Source extract.
- - - - - - -

Progress M-27
- A Progress-M spacecraft
- Mission type: Mir resupply
- COSPAR ID: 1995-020A
- SATCAT no.: 23555

Spacecraft properties
- Spacecraft: Progress (No.227)
- Spacecraft type: Progress-M
- Manufacturer: RKK Energia

Start of mission
- Launch date: 9 April 1995, 19:34:12 UTC
- Rocket: Soyuz-U
- Launch site: Baikonur, Site 1/5

End of mission
- Disposal: Deorbited
- Decay date: 23 May 1995, 03:27:12 UTC

Orbital parameters
- Reference system: Geocentric
- Regime: Low Earth
- Perigee altitude: 187 km
- Apogee altitude: 221 km
- Inclination: 51.7°
- Period: 88.6 minutes
- Epoch: 9 April 1995

Docking with Mir
- Docking port: Mir Core Module forward
- Docking date: 11 April 1995, 21:00:44 UTC
- Undocking date: 22 May 1995, 23:42:37 UTC

= Progress M-27 =

Russian cargo spacecraft

Progress M-27 (Прогресс M-27) was a Russian unmanned Progress cargo spacecraft, which was launched in April 1995 to resupply the Mir space station.

- - - - - - -

Stored records
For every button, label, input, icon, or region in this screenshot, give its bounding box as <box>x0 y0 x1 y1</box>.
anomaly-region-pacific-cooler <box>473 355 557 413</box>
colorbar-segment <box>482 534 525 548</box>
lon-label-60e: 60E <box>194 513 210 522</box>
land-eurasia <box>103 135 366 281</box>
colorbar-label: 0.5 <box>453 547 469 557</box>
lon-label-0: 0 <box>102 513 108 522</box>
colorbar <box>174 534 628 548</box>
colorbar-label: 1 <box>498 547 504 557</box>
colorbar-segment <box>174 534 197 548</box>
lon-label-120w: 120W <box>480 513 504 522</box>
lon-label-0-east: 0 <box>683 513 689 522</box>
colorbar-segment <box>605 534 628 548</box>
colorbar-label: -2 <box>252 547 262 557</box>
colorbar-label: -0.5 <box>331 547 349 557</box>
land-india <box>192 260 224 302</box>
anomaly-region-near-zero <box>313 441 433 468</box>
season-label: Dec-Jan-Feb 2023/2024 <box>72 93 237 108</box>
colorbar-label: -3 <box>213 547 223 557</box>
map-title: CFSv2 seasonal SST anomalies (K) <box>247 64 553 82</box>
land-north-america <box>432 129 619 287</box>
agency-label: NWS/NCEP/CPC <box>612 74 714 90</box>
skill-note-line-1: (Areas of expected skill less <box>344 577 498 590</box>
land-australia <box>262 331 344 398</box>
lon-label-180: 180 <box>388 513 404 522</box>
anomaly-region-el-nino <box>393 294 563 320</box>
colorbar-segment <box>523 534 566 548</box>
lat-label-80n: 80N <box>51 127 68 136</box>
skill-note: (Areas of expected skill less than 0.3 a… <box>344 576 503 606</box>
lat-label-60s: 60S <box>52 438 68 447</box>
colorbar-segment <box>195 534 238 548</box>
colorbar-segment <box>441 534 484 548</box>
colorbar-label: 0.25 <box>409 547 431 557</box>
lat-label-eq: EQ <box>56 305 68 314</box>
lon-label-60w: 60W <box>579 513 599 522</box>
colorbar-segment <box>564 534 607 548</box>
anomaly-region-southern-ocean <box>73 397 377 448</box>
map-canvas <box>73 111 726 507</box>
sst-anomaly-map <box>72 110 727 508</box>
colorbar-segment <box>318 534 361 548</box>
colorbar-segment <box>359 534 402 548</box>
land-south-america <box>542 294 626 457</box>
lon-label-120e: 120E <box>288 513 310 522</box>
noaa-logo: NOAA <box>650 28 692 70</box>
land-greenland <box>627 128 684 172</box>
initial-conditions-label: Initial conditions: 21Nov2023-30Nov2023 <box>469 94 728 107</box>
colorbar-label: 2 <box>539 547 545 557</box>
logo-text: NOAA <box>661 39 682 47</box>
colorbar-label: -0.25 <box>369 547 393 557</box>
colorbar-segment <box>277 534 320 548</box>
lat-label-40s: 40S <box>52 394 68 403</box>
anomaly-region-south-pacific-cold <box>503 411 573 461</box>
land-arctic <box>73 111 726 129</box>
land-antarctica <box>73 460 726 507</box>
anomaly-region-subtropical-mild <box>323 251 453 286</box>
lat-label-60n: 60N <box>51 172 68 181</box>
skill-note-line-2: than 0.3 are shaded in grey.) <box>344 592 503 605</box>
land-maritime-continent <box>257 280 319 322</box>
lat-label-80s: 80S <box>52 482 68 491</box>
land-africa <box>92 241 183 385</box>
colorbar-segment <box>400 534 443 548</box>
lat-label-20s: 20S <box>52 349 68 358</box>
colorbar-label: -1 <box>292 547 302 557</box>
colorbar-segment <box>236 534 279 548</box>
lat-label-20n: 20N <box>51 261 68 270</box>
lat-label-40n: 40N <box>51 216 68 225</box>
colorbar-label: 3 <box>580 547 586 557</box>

- - - - - - -

Work instruction 1. In the Progress M-27 text, what rocket launched the spacecraft?
Work instruction 2. Update the Progress M-27 text by writing out everything from "Russian cargo spacecraft" down to "Mir space station." with "unmanned" changed to "uncrewed".

Your response 1. Soyuz-U

Your response 2.
Russian cargo spacecraft

Progress M-27 (Прогресс M-27) was a Russian uncrewed Progress cargo spacecraft, which was launched in April 1995 to resupply the Mir space station.